• Information supplied:
⟨
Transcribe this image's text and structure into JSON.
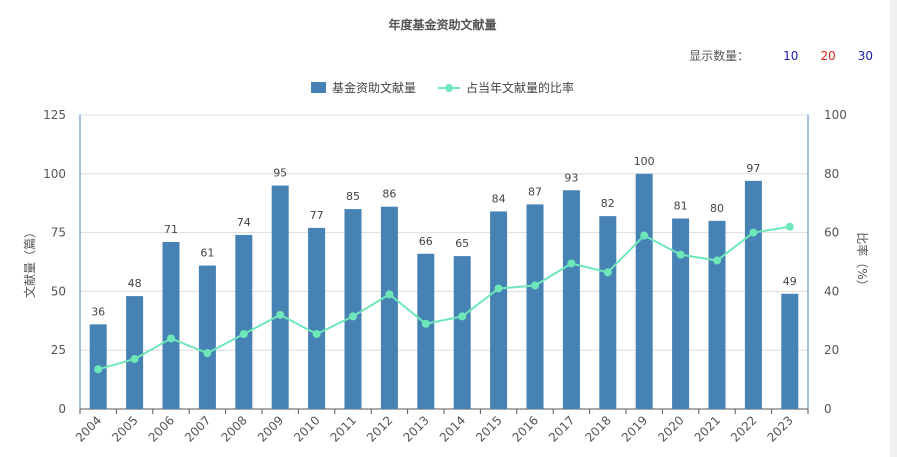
{
  "title": "年度基金资助文献量",
  "count_selector": {
    "label": "显示数量：",
    "options": [
      {
        "label": "10",
        "color": "#1a1aaa"
      },
      {
        "label": "20",
        "color": "#d9261c"
      },
      {
        "label": "30",
        "color": "#1a1aaa"
      }
    ]
  },
  "colors": {
    "bar": "#4682b4",
    "line": "#6ee8b8"
  },
  "chart_data": {
    "type": "bar",
    "categories": [
      "2004",
      "2005",
      "2006",
      "2007",
      "2008",
      "2009",
      "2010",
      "2011",
      "2012",
      "2013",
      "2014",
      "2015",
      "2016",
      "2017",
      "2018",
      "2019",
      "2020",
      "2021",
      "2022",
      "2023"
    ],
    "series": [
      {
        "name": "基金资助文献量",
        "type": "bar",
        "axis": "left",
        "values": [
          36,
          48,
          71,
          61,
          74,
          95,
          77,
          85,
          86,
          66,
          65,
          84,
          87,
          93,
          82,
          100,
          81,
          80,
          97,
          49
        ]
      },
      {
        "name": "占当年文献量的比率",
        "type": "line",
        "axis": "right",
        "values": [
          13.5,
          17,
          24,
          19,
          25.5,
          32,
          25.5,
          31.5,
          39,
          29,
          31.5,
          41,
          42,
          49.5,
          46.5,
          59,
          52.5,
          50.5,
          60,
          62
        ]
      }
    ],
    "ylabel": "文献量（篇）",
    "y2label": "比率（%）",
    "ylim": [
      0,
      125
    ],
    "y2lim": [
      0,
      100
    ],
    "yticks": [
      0,
      25,
      50,
      75,
      100,
      125
    ],
    "y2ticks": [
      0,
      20,
      40,
      60,
      80,
      100
    ],
    "grid": true,
    "legend": "top-center"
  }
}
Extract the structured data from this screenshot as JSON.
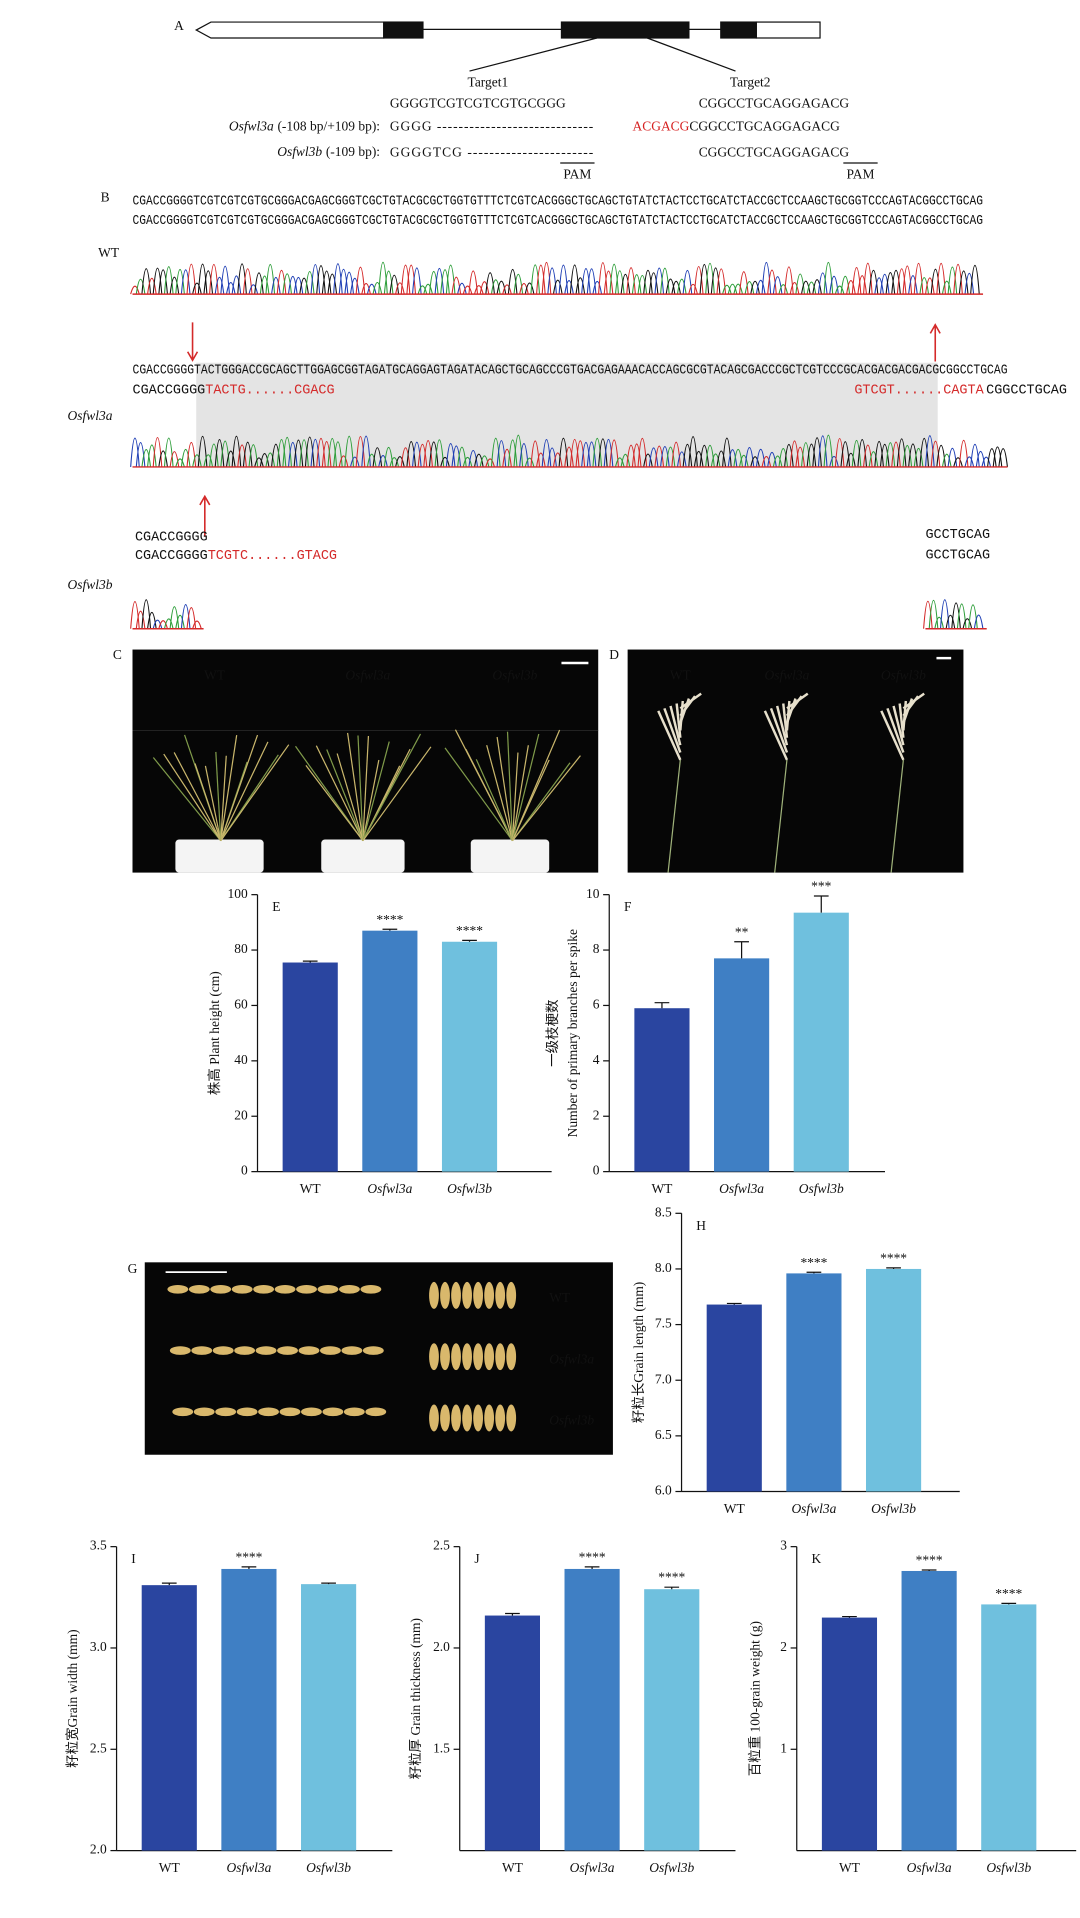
{
  "panel_a": {
    "label": "A",
    "target1": "Target1",
    "target2": "Target2",
    "wt_seq1": "GGGGTCGTCGTCGTGCGGG",
    "wt_seq2": "CGGCCTGCAGGAGACG",
    "mut_a_name": "Osfwl3a",
    "mut_a_note": "(-108 bp/+109 bp):",
    "mut_a_seq1": "GGGG -----------------------------",
    "mut_a_insert": "ACGACG",
    "mut_a_seq2": "CGGCCTGCAGGAGACG",
    "mut_b_name": "Osfwl3b",
    "mut_b_note": "(-109 bp):",
    "mut_b_seq1": "GGGGTCG -----------------------",
    "mut_b_seq2": "CGGCCTGCAGGAGACG",
    "pam": [
      "PAM",
      "PAM"
    ]
  },
  "panel_b": {
    "label": "B",
    "wt_label": "WT",
    "wt_read": "CGACCGGGGTCGTCGTCGTGCGGGACGAGCGGGTCGCTGTACGCGCTGGTGTTTCTCGTCACGGGCTGCAGCTGTATCTACTCCTGCATCTACCGCTCCAAGCTGCGGTCCCAGTACGGCCTGCAG",
    "wt_ref": "CGACCGGGGTCGTCGTCGTGCGGGACGAGCGGGTCGCTGTACGCGCTGGTGTTTCTCGTCACGGGCTGCAGCTGTATCTACTCCTGCATCTACCGCTCCAAGCTGCGGTCCCAGTACGGCCTGCAG",
    "a_label": "Osfwl3a",
    "a_read": "CGACCGGGGTACTGGGACCGCAGCTTGGAGCGGTAGATGCAGGAGTAGATACAGCTGCAGCCCGTGACGAGAAACACCAGCGCGTACAGCGACCCGCTCGTCCCGCACGACGACGACGCGGCCTGCAG",
    "a_ref_left": "CGACCGGGG",
    "a_ref_left_red": "TACTG......CGACG",
    "a_ref_right_red": "GTCGT......CAGTA",
    "a_ref_right": "CGGCCTGCAG",
    "b_label": "Osfwl3b",
    "b_read_left": "CGACCGGGG",
    "b_ref_left": "CGACCGGGG",
    "b_ref_left_red": "TCGTC......GTACG",
    "b_read_right": "GCCTGCAG",
    "b_ref_right": "GCCTGCAG"
  },
  "panel_c": {
    "label": "C",
    "columns": [
      "WT",
      "Osfwl3a",
      "Osfwl3b"
    ]
  },
  "panel_d": {
    "label": "D",
    "columns": [
      "WT",
      "Osfwl3a",
      "Osfwl3b"
    ]
  },
  "panel_g": {
    "label": "G",
    "rows": [
      "WT",
      "Osfwl3a",
      "Osfwl3b"
    ]
  },
  "chart_data": [
    {
      "type": "bar",
      "label": "E",
      "ylabel": "株高 Plant height (cm)",
      "categories": [
        "WT",
        "Osfwl3a",
        "Osfwl3b"
      ],
      "values": [
        75.5,
        87,
        83
      ],
      "errors": [
        0.5,
        0.5,
        0.5
      ],
      "annotations": [
        null,
        "****",
        "****"
      ],
      "colors": [
        "#2a45a0",
        "#3f7fc4",
        "#6fc0de"
      ],
      "ylim": [
        0,
        100
      ],
      "yticks": [
        0,
        20,
        40,
        60,
        80,
        100
      ]
    },
    {
      "type": "bar",
      "label": "F",
      "ylabel": [
        "一级枝梗数",
        "Number of primary branches per spike"
      ],
      "categories": [
        "WT",
        "Osfwl3a",
        "Osfwl3b"
      ],
      "values": [
        5.9,
        7.7,
        9.35
      ],
      "errors": [
        0.2,
        0.6,
        0.6
      ],
      "annotations": [
        null,
        "**",
        "***"
      ],
      "colors": [
        "#2a45a0",
        "#3f7fc4",
        "#6fc0de"
      ],
      "ylim": [
        0,
        10
      ],
      "yticks": [
        0,
        2,
        4,
        6,
        8,
        10
      ]
    },
    {
      "type": "bar",
      "label": "H",
      "ylabel": "籽粒长Grain length (mm)",
      "categories": [
        "WT",
        "Osfwl3a",
        "Osfwl3b"
      ],
      "values": [
        7.68,
        7.96,
        8.0
      ],
      "errors": [
        0.01,
        0.01,
        0.01
      ],
      "annotations": [
        null,
        "****",
        "****"
      ],
      "colors": [
        "#2a45a0",
        "#3f7fc4",
        "#6fc0de"
      ],
      "ylim": [
        6,
        8.5
      ],
      "yticks": [
        {
          "value": 6,
          "label": "6.0"
        },
        6.5,
        {
          "value": 7,
          "label": "7.0"
        },
        7.5,
        {
          "value": 8,
          "label": "8.0"
        },
        8.5
      ]
    },
    {
      "type": "bar",
      "label": "I",
      "ylabel": "籽粒宽Grain width (mm)",
      "categories": [
        "WT",
        "Osfwl3a",
        "Osfwl3b"
      ],
      "values": [
        3.31,
        3.39,
        3.315
      ],
      "errors": [
        0.01,
        0.01,
        0.005
      ],
      "annotations": [
        null,
        "****",
        null
      ],
      "colors": [
        "#2a45a0",
        "#3f7fc4",
        "#6fc0de"
      ],
      "ylim": [
        2,
        3.5
      ],
      "yticks": [
        {
          "value": 2,
          "label": "2.0"
        },
        2.5,
        {
          "value": 3,
          "label": "3.0"
        },
        3.5
      ]
    },
    {
      "type": "bar",
      "label": "J",
      "ylabel": "籽粒厚 Grain thickness (mm)",
      "categories": [
        "WT",
        "Osfwl3a",
        "Osfwl3b"
      ],
      "values": [
        2.16,
        2.39,
        2.29
      ],
      "errors": [
        0.01,
        0.01,
        0.01
      ],
      "annotations": [
        null,
        "****",
        "****"
      ],
      "colors": [
        "#2a45a0",
        "#3f7fc4",
        "#6fc0de"
      ],
      "ylim": [
        1,
        2.5
      ],
      "yticks": [
        1.5,
        {
          "value": 2,
          "label": "2.0"
        },
        2.5
      ]
    },
    {
      "type": "bar",
      "label": "K",
      "ylabel": "百粒重 100-grain weight (g)",
      "categories": [
        "WT",
        "Osfwl3a",
        "Osfwl3b"
      ],
      "values": [
        2.3,
        2.76,
        2.43
      ],
      "errors": [
        0.01,
        0.01,
        0.01
      ],
      "annotations": [
        null,
        "****",
        "****"
      ],
      "colors": [
        "#2a45a0",
        "#3f7fc4",
        "#6fc0de"
      ],
      "ylim": [
        0,
        3
      ],
      "yticks": [
        1,
        2,
        3
      ]
    }
  ]
}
⟩
• Required work: Using the records above, select and copy every line that has the word "CGGCCTGCAGGAGACG".

• Solution:
    "wt_seq2": "CGGCCTGCAGGAGACG",
    "mut_a_seq2": "CGGCCTGCAGGAGACG",
    "mut_b_seq2": "CGGCCTGCAGGAGACG",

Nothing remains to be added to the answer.